Work to do
Leave out the pictures and repeat the data exactly.

Data listing
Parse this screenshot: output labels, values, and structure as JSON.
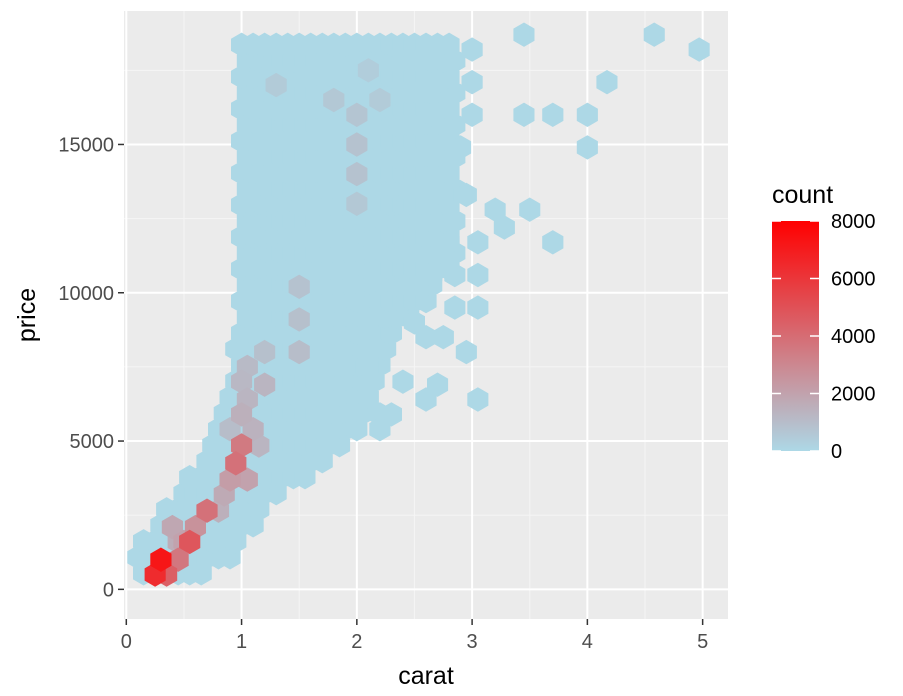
{
  "chart_data": {
    "type": "hexbin",
    "xlabel": "carat",
    "ylabel": "price",
    "xlim": [
      -0.02,
      5.22
    ],
    "ylim": [
      -1000,
      19500
    ],
    "x_ticks": [
      0,
      1,
      2,
      3,
      4,
      5
    ],
    "x_tick_labels": [
      "0",
      "1",
      "2",
      "3",
      "4",
      "5"
    ],
    "y_ticks": [
      0,
      5000,
      10000,
      15000
    ],
    "y_tick_labels": [
      "0",
      "5000",
      "10000",
      "15000"
    ],
    "legend": {
      "title": "count",
      "position": "right",
      "min": 0,
      "max": 8000,
      "breaks": [
        0,
        2000,
        4000,
        6000,
        8000
      ],
      "break_labels": [
        "0",
        "2000",
        "4000",
        "6000",
        "8000"
      ],
      "low_color": "#add8e6",
      "high_color": "#ff0000"
    },
    "bins": [
      {
        "x": 0.3,
        "y": 1000,
        "count": 7200
      },
      {
        "x": 0.25,
        "y": 500,
        "count": 6400
      },
      {
        "x": 0.35,
        "y": 500,
        "count": 4500
      },
      {
        "x": 0.55,
        "y": 1600,
        "count": 4800
      },
      {
        "x": 0.45,
        "y": 1000,
        "count": 3600
      },
      {
        "x": 0.7,
        "y": 2650,
        "count": 3800
      },
      {
        "x": 0.6,
        "y": 2100,
        "count": 2600
      },
      {
        "x": 0.5,
        "y": 1600,
        "count": 2000
      },
      {
        "x": 0.4,
        "y": 2100,
        "count": 1800
      },
      {
        "x": 0.45,
        "y": 1600,
        "count": 1600
      },
      {
        "x": 1.0,
        "y": 4850,
        "count": 3500
      },
      {
        "x": 0.95,
        "y": 4250,
        "count": 3800
      },
      {
        "x": 0.9,
        "y": 3700,
        "count": 2200
      },
      {
        "x": 1.05,
        "y": 3700,
        "count": 2000
      },
      {
        "x": 0.85,
        "y": 3200,
        "count": 1700
      },
      {
        "x": 0.8,
        "y": 2650,
        "count": 1500
      },
      {
        "x": 1.0,
        "y": 5900,
        "count": 1500
      },
      {
        "x": 1.1,
        "y": 5400,
        "count": 1400
      },
      {
        "x": 1.05,
        "y": 6400,
        "count": 1300
      },
      {
        "x": 1.2,
        "y": 6900,
        "count": 1300
      },
      {
        "x": 1.05,
        "y": 7500,
        "count": 1100
      },
      {
        "x": 1.0,
        "y": 7000,
        "count": 1200
      },
      {
        "x": 1.15,
        "y": 4850,
        "count": 1300
      },
      {
        "x": 0.9,
        "y": 5400,
        "count": 1000
      },
      {
        "x": 1.5,
        "y": 8000,
        "count": 1000
      },
      {
        "x": 1.5,
        "y": 9100,
        "count": 900
      },
      {
        "x": 1.5,
        "y": 10200,
        "count": 800
      },
      {
        "x": 1.2,
        "y": 8000,
        "count": 900
      },
      {
        "x": 2.0,
        "y": 14000,
        "count": 800
      },
      {
        "x": 2.0,
        "y": 15000,
        "count": 800
      },
      {
        "x": 2.0,
        "y": 16000,
        "count": 700
      },
      {
        "x": 1.8,
        "y": 16500,
        "count": 600
      },
      {
        "x": 1.3,
        "y": 17000,
        "count": 500
      },
      {
        "x": 2.0,
        "y": 13000,
        "count": 600
      },
      {
        "x": 2.2,
        "y": 16500,
        "count": 500
      },
      {
        "x": 2.1,
        "y": 17500,
        "count": 400
      }
    ]
  }
}
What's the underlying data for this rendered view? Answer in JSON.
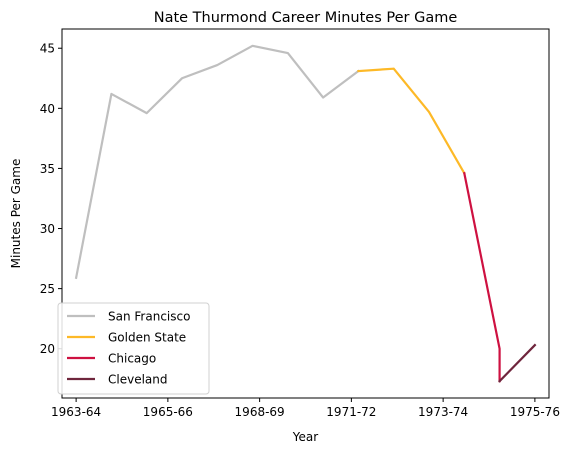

Correct response
Parse this screenshot: output labels, values, and structure as JSON.
{
  "chart_data": {
    "type": "hexbin",
    "xlabel": "carat",
    "ylabel": "price",
    "xlim": [
      -0.02,
      5.22
    ],
    "ylim": [
      -1000,
      19500
    ],
    "x_ticks": [
      0,
      1,
      2,
      3,
      4,
      5
    ],
    "x_tick_labels": [
      "0",
      "1",
      "2",
      "3",
      "4",
      "5"
    ],
    "y_ticks": [
      0,
      5000,
      10000,
      15000
    ],
    "y_tick_labels": [
      "0",
      "5000",
      "10000",
      "15000"
    ],
    "legend": {
      "title": "count",
      "position": "right",
      "min": 0,
      "max": 8000,
      "breaks": [
        0,
        2000,
        4000,
        6000,
        8000
      ],
      "break_labels": [
        "0",
        "2000",
        "4000",
        "6000",
        "8000"
      ],
      "low_color": "#add8e6",
      "high_color": "#ff0000"
    },
    "bins": [
      {
        "x": 0.3,
        "y": 1000,
        "count": 7200
      },
      {
        "x": 0.25,
        "y": 500,
        "count": 6400
      },
      {
        "x": 0.35,
        "y": 500,
        "count": 4500
      },
      {
        "x": 0.55,
        "y": 1600,
        "count": 4800
      },
      {
        "x": 0.45,
        "y": 1000,
        "count": 3600
      },
      {
        "x": 0.7,
        "y": 2650,
        "count": 3800
      },
      {
        "x": 0.6,
        "y": 2100,
        "count": 2600
      },
      {
        "x": 0.5,
        "y": 1600,
        "count": 2000
      },
      {
        "x": 0.4,
        "y": 2100,
        "count": 1800
      },
      {
        "x": 0.45,
        "y": 1600,
        "count": 1600
      },
      {
        "x": 1.0,
        "y": 4850,
        "count": 3500
      },
      {
        "x": 0.95,
        "y": 4250,
        "count": 3800
      },
      {
        "x": 0.9,
        "y": 3700,
        "count": 2200
      },
      {
        "x": 1.05,
        "y": 3700,
        "count": 2000
      },
      {
        "x": 0.85,
        "y": 3200,
        "count": 1700
      },
      {
        "x": 0.8,
        "y": 2650,
        "count": 1500
      },
      {
        "x": 1.0,
        "y": 5900,
        "count": 1500
      },
      {
        "x": 1.1,
        "y": 5400,
        "count": 1400
      },
      {
        "x": 1.05,
        "y": 6400,
        "count": 1300
      },
      {
        "x": 1.2,
        "y": 6900,
        "count": 1300
      },
      {
        "x": 1.05,
        "y": 7500,
        "count": 1100
      },
      {
        "x": 1.0,
        "y": 7000,
        "count": 1200
      },
      {
        "x": 1.15,
        "y": 4850,
        "count": 1300
      },
      {
        "x": 0.9,
        "y": 5400,
        "count": 1000
      },
      {
        "x": 1.5,
        "y": 8000,
        "count": 1000
      },
      {
        "x": 1.5,
        "y": 9100,
        "count": 900
      },
      {
        "x": 1.5,
        "y": 10200,
        "count": 800
      },
      {
        "x": 1.2,
        "y": 8000,
        "count": 900
      },
      {
        "x": 2.0,
        "y": 14000,
        "count": 800
      },
      {
        "x": 2.0,
        "y": 15000,
        "count": 800
      },
      {
        "x": 2.0,
        "y": 16000,
        "count": 700
      },
      {
        "x": 1.8,
        "y": 16500,
        "count": 600
      },
      {
        "x": 1.3,
        "y": 17000,
        "count": 500
      },
      {
        "x": 2.0,
        "y": 13000,
        "count": 600
      },
      {
        "x": 2.2,
        "y": 16500,
        "count": 500
      },
      {
        "x": 2.1,
        "y": 17500,
        "count": 400
      }
    ]
  }
}
What's the underlying data for this rendered view? Answer in JSON.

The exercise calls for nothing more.